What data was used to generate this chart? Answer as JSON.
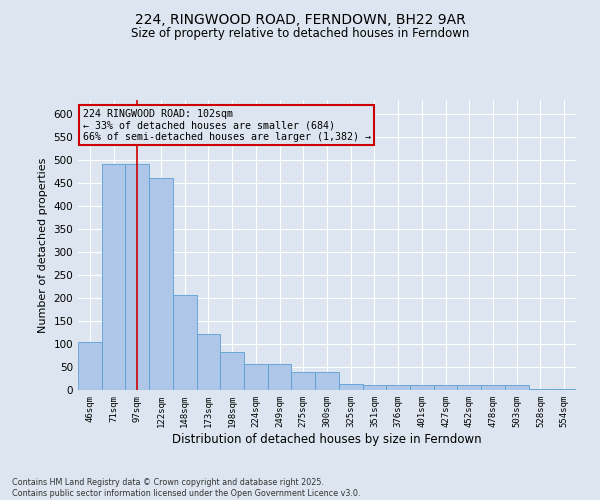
{
  "title": "224, RINGWOOD ROAD, FERNDOWN, BH22 9AR",
  "subtitle": "Size of property relative to detached houses in Ferndown",
  "xlabel": "Distribution of detached houses by size in Ferndown",
  "ylabel": "Number of detached properties",
  "footer_line1": "Contains HM Land Registry data © Crown copyright and database right 2025.",
  "footer_line2": "Contains public sector information licensed under the Open Government Licence v3.0.",
  "categories": [
    "46sqm",
    "71sqm",
    "97sqm",
    "122sqm",
    "148sqm",
    "173sqm",
    "198sqm",
    "224sqm",
    "249sqm",
    "275sqm",
    "300sqm",
    "325sqm",
    "351sqm",
    "376sqm",
    "401sqm",
    "427sqm",
    "452sqm",
    "478sqm",
    "503sqm",
    "528sqm",
    "554sqm"
  ],
  "values": [
    105,
    490,
    490,
    460,
    207,
    122,
    82,
    57,
    57,
    39,
    39,
    14,
    10,
    10,
    10,
    10,
    10,
    10,
    11,
    3,
    3
  ],
  "bar_color": "#aec6e8",
  "bar_edge_color": "#5a9fd4",
  "background_color": "#dde6f0",
  "grid_color": "#ffffff",
  "annotation_text_line1": "224 RINGWOOD ROAD: 102sqm",
  "annotation_text_line2": "← 33% of detached houses are smaller (684)",
  "annotation_text_line3": "66% of semi-detached houses are larger (1,382) →",
  "annotation_box_color": "#cc0000",
  "vline_x": 2,
  "vline_color": "#cc0000",
  "ylim": [
    0,
    630
  ],
  "yticks": [
    0,
    50,
    100,
    150,
    200,
    250,
    300,
    350,
    400,
    450,
    500,
    550,
    600
  ]
}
= = = = = = =
» **Request**:
Pictures stay out of the copy; please restate every record above exactly.

» **Written reply**:
What data was used to generate this chart? Answer as JSON.
{
  "title": "224, RINGWOOD ROAD, FERNDOWN, BH22 9AR",
  "subtitle": "Size of property relative to detached houses in Ferndown",
  "xlabel": "Distribution of detached houses by size in Ferndown",
  "ylabel": "Number of detached properties",
  "footer_line1": "Contains HM Land Registry data © Crown copyright and database right 2025.",
  "footer_line2": "Contains public sector information licensed under the Open Government Licence v3.0.",
  "categories": [
    "46sqm",
    "71sqm",
    "97sqm",
    "122sqm",
    "148sqm",
    "173sqm",
    "198sqm",
    "224sqm",
    "249sqm",
    "275sqm",
    "300sqm",
    "325sqm",
    "351sqm",
    "376sqm",
    "401sqm",
    "427sqm",
    "452sqm",
    "478sqm",
    "503sqm",
    "528sqm",
    "554sqm"
  ],
  "values": [
    105,
    490,
    490,
    460,
    207,
    122,
    82,
    57,
    57,
    39,
    39,
    14,
    10,
    10,
    10,
    10,
    10,
    10,
    11,
    3,
    3
  ],
  "bar_color": "#aec6e8",
  "bar_edge_color": "#5a9fd4",
  "background_color": "#dde6f0",
  "grid_color": "#ffffff",
  "annotation_text_line1": "224 RINGWOOD ROAD: 102sqm",
  "annotation_text_line2": "← 33% of detached houses are smaller (684)",
  "annotation_text_line3": "66% of semi-detached houses are larger (1,382) →",
  "annotation_box_color": "#cc0000",
  "vline_x": 2,
  "vline_color": "#cc0000",
  "ylim": [
    0,
    630
  ],
  "yticks": [
    0,
    50,
    100,
    150,
    200,
    250,
    300,
    350,
    400,
    450,
    500,
    550,
    600
  ]
}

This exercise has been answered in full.